# start of Records supplied
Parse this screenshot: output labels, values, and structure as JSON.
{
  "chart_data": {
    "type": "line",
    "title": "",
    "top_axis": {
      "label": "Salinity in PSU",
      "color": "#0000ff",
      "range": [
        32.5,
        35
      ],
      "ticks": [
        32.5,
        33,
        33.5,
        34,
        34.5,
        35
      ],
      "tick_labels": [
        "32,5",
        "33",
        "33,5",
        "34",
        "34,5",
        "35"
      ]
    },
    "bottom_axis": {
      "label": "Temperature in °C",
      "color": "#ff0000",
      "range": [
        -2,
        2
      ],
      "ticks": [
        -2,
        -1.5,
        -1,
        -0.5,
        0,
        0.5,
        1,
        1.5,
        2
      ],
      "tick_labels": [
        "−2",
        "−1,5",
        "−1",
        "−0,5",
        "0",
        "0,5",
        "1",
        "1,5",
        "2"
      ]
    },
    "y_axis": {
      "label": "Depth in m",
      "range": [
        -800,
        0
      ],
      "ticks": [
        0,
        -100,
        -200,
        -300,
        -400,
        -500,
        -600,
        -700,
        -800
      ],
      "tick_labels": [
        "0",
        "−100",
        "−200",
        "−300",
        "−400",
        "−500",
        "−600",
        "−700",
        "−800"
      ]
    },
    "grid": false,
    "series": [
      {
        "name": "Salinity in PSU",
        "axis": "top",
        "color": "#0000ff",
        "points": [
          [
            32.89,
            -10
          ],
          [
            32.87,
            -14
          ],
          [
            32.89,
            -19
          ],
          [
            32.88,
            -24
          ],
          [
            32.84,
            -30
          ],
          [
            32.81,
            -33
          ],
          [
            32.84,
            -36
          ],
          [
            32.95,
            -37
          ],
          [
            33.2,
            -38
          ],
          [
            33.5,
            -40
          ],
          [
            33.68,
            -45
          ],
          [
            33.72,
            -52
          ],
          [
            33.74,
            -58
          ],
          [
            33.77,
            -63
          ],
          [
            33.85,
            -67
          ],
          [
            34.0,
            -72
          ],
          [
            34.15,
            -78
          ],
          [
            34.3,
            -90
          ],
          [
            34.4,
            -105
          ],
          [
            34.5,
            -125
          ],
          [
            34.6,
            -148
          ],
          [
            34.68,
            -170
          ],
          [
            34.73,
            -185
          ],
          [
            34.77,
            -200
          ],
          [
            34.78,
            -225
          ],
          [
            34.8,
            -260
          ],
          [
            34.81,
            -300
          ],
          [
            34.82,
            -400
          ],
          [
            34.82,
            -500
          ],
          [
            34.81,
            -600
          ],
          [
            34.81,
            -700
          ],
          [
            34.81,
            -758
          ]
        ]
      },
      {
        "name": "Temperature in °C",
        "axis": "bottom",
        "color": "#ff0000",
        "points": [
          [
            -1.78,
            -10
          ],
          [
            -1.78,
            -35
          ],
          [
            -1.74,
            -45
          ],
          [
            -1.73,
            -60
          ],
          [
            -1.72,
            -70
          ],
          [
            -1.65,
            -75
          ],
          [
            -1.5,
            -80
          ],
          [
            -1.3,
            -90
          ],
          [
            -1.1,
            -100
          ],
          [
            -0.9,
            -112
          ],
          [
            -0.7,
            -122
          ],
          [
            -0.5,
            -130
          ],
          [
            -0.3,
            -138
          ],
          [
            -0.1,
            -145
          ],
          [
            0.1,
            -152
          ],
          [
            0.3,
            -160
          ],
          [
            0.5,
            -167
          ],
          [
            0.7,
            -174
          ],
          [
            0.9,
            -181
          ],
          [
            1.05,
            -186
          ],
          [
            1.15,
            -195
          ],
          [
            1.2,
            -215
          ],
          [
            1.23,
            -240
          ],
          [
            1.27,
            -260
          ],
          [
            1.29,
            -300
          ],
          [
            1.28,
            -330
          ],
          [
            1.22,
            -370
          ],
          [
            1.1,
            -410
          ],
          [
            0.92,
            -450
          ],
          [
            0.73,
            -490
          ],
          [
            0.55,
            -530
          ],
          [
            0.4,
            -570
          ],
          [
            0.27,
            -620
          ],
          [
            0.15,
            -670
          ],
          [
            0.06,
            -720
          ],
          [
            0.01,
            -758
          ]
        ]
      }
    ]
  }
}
# end of Records supplied
# start of Records supplied
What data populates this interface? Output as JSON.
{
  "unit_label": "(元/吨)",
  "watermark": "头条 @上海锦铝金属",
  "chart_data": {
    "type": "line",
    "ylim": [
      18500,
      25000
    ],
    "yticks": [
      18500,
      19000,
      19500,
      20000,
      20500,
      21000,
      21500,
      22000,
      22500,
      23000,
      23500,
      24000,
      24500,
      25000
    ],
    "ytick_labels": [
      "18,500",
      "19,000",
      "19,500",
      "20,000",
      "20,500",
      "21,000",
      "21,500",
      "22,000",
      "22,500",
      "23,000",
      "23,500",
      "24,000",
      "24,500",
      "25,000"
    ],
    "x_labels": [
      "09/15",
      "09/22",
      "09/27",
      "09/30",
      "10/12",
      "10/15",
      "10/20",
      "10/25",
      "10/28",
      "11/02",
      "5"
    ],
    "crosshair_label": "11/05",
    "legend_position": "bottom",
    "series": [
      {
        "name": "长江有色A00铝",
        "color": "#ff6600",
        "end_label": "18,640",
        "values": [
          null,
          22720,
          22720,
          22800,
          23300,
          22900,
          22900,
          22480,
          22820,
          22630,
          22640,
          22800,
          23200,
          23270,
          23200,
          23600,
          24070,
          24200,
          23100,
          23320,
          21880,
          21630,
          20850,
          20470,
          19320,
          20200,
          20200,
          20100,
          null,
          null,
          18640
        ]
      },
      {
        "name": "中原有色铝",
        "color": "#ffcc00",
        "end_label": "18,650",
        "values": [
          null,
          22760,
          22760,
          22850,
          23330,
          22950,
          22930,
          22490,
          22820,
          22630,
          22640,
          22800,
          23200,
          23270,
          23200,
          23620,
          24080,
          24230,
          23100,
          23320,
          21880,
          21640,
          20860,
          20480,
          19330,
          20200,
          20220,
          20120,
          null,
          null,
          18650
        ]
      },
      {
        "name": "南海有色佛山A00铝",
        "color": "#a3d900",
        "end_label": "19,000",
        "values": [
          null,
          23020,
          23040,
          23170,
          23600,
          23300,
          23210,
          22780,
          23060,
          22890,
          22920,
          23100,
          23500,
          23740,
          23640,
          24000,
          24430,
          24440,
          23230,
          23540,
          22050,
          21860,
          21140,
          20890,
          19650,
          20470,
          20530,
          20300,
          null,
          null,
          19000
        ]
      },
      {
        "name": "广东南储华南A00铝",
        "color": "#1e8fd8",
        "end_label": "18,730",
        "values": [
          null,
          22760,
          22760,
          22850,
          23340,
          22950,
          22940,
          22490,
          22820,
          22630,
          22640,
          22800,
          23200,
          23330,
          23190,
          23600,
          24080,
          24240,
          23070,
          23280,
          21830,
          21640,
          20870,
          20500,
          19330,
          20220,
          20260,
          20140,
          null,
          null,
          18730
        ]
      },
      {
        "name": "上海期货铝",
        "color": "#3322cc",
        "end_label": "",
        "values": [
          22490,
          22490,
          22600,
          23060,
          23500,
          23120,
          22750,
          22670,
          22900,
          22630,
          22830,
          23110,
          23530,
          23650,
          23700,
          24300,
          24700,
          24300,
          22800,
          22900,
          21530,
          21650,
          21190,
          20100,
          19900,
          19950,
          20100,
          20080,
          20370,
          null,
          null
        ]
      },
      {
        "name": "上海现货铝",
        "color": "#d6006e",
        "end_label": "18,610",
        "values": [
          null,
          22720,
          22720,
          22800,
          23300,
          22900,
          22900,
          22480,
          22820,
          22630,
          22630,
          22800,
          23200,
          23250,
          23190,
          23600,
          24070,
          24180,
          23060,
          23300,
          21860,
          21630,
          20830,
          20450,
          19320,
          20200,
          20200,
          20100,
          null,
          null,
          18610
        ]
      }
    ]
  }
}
# end of Records supplied
Set problem
Every line holding "name" should be copied out.

Solution for this exercise
        "name": "Salinity in PSU",
        "name": "Temperature in °C",
        "name": "长江有色A00铝",
        "name": "中原有色铝",
        "name": "南海有色佛山A00铝",
        "name": "广东南储华南A00铝",
        "name": "上海期货铝",
        "name": "上海现货铝",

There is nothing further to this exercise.